(Data excerpts)
********
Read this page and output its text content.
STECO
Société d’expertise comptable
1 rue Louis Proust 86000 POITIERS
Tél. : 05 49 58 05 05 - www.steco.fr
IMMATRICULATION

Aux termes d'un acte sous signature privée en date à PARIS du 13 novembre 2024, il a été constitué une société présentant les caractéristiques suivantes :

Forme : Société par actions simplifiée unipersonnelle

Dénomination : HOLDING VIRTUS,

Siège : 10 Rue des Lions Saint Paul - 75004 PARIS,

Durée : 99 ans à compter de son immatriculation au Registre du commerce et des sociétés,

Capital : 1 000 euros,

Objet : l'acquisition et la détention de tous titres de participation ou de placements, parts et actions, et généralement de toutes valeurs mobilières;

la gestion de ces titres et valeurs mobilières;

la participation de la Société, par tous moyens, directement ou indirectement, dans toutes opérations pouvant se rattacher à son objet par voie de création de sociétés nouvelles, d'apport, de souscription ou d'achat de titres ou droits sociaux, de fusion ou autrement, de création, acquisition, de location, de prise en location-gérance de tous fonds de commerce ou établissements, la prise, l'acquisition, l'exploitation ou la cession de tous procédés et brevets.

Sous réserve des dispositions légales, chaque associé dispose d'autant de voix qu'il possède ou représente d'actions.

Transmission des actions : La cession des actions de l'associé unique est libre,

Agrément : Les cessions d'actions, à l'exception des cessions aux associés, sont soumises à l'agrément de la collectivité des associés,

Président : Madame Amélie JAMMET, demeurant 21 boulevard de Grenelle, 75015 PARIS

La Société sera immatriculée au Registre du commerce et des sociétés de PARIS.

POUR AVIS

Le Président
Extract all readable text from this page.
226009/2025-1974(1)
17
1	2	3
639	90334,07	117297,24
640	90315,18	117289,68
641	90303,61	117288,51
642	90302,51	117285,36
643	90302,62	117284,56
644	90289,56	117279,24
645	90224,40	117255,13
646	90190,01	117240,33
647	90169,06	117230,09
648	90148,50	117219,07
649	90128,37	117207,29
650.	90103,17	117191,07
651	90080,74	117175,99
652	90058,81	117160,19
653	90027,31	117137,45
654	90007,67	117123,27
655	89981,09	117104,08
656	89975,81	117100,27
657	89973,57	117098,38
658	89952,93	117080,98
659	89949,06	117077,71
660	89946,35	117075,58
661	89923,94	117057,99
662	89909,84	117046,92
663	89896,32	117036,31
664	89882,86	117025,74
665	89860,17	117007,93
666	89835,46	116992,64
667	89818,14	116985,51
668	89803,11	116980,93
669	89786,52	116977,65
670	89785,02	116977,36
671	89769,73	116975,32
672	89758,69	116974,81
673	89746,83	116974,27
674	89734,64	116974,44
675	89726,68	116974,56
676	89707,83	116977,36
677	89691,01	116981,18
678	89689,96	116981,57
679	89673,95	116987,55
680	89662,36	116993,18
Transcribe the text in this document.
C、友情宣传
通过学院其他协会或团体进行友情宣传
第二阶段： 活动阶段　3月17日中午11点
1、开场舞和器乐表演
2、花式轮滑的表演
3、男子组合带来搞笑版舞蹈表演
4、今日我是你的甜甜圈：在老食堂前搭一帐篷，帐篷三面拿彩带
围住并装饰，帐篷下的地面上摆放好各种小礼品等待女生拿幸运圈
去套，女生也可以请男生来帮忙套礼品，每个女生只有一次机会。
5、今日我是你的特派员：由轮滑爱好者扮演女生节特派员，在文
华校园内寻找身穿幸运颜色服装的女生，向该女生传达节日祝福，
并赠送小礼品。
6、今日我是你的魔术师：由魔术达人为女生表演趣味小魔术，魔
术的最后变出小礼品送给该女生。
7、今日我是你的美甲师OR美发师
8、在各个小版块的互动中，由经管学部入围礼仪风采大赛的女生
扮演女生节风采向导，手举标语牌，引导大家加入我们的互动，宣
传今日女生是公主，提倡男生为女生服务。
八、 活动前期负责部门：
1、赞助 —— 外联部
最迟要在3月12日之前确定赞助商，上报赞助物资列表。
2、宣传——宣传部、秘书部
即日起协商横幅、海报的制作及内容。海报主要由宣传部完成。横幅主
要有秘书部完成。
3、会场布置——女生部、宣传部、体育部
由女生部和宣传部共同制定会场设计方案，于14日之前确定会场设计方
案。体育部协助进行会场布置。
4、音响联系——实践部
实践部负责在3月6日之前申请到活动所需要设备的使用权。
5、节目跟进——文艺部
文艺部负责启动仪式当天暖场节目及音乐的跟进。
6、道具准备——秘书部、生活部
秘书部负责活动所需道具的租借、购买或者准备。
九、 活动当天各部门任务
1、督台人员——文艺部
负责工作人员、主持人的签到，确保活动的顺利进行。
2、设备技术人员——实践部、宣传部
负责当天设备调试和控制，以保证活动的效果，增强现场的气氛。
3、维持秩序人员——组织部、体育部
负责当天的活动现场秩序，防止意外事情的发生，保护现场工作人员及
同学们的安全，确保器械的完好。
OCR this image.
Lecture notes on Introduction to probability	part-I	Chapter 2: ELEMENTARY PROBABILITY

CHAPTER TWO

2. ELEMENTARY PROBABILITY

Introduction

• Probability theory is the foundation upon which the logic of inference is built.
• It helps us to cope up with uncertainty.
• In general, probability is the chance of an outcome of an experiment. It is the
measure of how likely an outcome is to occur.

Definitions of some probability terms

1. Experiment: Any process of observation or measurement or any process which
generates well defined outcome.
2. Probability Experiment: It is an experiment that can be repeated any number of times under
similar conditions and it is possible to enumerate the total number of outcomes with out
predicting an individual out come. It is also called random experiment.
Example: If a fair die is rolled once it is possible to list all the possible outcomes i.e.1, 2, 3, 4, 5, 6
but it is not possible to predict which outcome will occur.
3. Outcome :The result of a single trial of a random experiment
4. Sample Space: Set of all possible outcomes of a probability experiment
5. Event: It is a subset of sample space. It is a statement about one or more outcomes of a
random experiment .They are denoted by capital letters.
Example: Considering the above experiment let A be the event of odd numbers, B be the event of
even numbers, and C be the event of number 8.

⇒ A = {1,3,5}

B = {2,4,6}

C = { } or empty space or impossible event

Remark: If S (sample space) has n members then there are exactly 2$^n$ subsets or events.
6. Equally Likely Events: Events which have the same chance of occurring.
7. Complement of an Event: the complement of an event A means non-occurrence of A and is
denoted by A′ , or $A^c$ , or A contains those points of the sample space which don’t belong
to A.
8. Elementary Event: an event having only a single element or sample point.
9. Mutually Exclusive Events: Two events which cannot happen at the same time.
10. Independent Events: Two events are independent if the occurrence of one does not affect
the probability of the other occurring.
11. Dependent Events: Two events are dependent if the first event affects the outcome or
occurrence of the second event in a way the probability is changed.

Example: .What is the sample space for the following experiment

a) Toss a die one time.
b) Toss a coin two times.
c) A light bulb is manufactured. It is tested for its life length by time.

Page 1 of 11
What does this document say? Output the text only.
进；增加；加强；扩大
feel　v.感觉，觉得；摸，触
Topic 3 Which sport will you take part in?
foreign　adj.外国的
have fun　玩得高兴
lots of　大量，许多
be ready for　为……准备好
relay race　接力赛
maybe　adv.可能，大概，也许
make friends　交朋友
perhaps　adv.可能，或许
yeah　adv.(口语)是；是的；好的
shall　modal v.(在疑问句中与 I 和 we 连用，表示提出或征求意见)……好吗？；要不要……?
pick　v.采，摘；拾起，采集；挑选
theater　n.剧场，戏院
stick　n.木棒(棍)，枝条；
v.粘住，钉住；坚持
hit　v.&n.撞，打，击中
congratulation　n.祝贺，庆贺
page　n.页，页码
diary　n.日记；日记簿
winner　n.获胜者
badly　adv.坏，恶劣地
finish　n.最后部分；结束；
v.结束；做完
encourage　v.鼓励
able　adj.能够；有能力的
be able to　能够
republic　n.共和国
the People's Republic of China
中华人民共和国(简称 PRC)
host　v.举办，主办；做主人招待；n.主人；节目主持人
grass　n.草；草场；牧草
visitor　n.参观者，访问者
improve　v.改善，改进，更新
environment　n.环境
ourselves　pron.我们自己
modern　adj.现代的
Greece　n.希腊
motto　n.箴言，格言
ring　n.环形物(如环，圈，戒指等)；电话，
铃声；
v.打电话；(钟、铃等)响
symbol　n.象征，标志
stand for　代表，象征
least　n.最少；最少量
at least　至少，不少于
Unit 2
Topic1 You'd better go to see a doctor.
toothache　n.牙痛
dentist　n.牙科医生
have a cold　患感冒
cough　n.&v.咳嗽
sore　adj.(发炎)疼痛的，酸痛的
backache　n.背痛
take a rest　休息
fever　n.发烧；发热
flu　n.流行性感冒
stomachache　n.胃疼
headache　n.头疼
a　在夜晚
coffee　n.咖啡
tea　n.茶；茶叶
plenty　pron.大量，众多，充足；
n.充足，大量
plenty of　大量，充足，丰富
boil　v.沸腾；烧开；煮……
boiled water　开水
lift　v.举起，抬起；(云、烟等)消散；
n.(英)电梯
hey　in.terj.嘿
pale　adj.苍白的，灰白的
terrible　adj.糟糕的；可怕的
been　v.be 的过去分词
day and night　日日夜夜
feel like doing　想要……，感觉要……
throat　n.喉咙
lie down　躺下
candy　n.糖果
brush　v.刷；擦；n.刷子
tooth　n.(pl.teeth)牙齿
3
********
__The exercise__
Filter the data, keeping only the lines that contain "plenty".

__Reply to the exercise__
plenty　pron.大量，众多，充足；
plenty of　大量，充足，丰富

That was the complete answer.